GIVEN PROBLEM:
Only a number is wanted: the count of lines in this listing that contain "Receiving".

— START OF RECORDED INFORMATION —

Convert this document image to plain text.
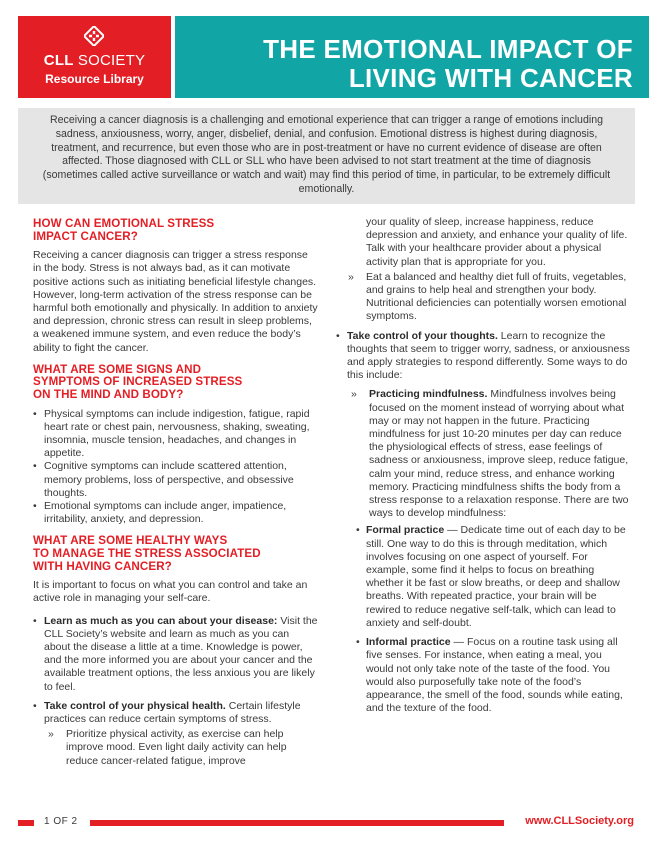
CLL SOCIETY
Resource Library
THE EMOTIONAL IMPACT OF
LIVING WITH CANCER

Receiving a cancer diagnosis is a challenging and emotional experience that can trigger a range of emotions including sadness, anxiousness, worry, anger, disbelief, denial, and confusion. Emotional distress is highest during diagnosis, treatment, and recurrence, but even those who are in post-treatment or have no current evidence of disease are often affected. Those diagnosed with CLL or SLL who have been advised to not start treatment at the time of diagnosis (sometimes called active surveillance or watch and wait) may find this period of time, in particular, to be extremely difficult emotionally.

HOW CAN EMOTIONAL STRESS
IMPACT CANCER?

Receiving a cancer diagnosis can trigger a stress response in the body. Stress is not always bad, as it can motivate positive actions such as initiating beneficial lifestyle changes. However, long-term activation of the stress response can be harmful both emotionally and physically. In addition to anxiety and depression, chronic stress can result in sleep problems, a weakened immune system, and even reduce the body’s ability to fight the cancer.

WHAT ARE SOME SIGNS AND
SYMPTOMS OF INCREASED STRESS
ON THE MIND AND BODY?
• Physical symptoms can include indigestion, fatigue, rapid heart rate or chest pain, nervousness, shaking, sweating, insomnia, muscle tension, headaches, and changes in appetite.
• Cognitive symptoms can include scattered attention, memory problems, loss of perspective, and obsessive thoughts.
• Emotional symptoms can include anger, impatience, irritability, anxiety, and depression.
WHAT ARE SOME HEALTHY WAYS
TO MANAGE THE STRESS ASSOCIATED
WITH HAVING CANCER?

It is important to focus on what you can control and take an active role in managing your self-care.

• Learn as much as you can about your disease: Visit the CLL Society’s website and learn as much as you can about the disease a little at a time. Knowledge is power, and the more informed you are about your cancer and the available treatment options, the less anxious you are likely to feel.
• Take control of your physical health. Certain lifestyle practices can reduce certain symptoms of stress.
» Prioritize physical activity, as exercise can help improve mood. Even light daily activity can help reduce cancer-related fatigue, improve
your quality of sleep, increase happiness, reduce depression and anxiety, and enhance your quality of life. Talk with your healthcare provider about a physical activity plan that is appropriate for you.
» Eat a balanced and healthy diet full of fruits, vegetables, and grains to help heal and strengthen your body. Nutritional deficiencies can potentially worsen emotional symptoms.
• Take control of your thoughts. Learn to recognize the thoughts that seem to trigger worry, sadness, or anxiousness and apply strategies to respond differently. Some ways to do this include:
» Practicing mindfulness. Mindfulness involves being focused on the moment instead of worrying about what may or may not happen in the future. Practicing mindfulness for just 10-20 minutes per day can reduce the physiological effects of stress, ease feelings of sadness or anxiousness, improve sleep, reduce fatigue, calm your mind, reduce stress, and enhance working memory. Practicing mindfulness shifts the body from a stress response to a relaxation response. There are two ways to develop mindfulness:
• Formal practice — Dedicate time out of each day to be still. One way to do this is through meditation, which involves focusing on one aspect of yourself. For example, some find it helps to focus on breathing whether it be fast or slow breaths, or deep and shallow breaths. With repeated practice, your brain will be rewired to reduce negative self-talk, which can lead to anxiety and self-doubt.
• Informal practice — Focus on a routine task using all five senses. For instance, when eating a meal, you would not only take note of the taste of the food. You would also purposefully take note of the food’s appearance, the smell of the food, sounds while eating, and the texture of the food.
1 OF 2	www.CLLSociety.org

— END OF RECORDED INFORMATION —

FINAL ANSWER:
2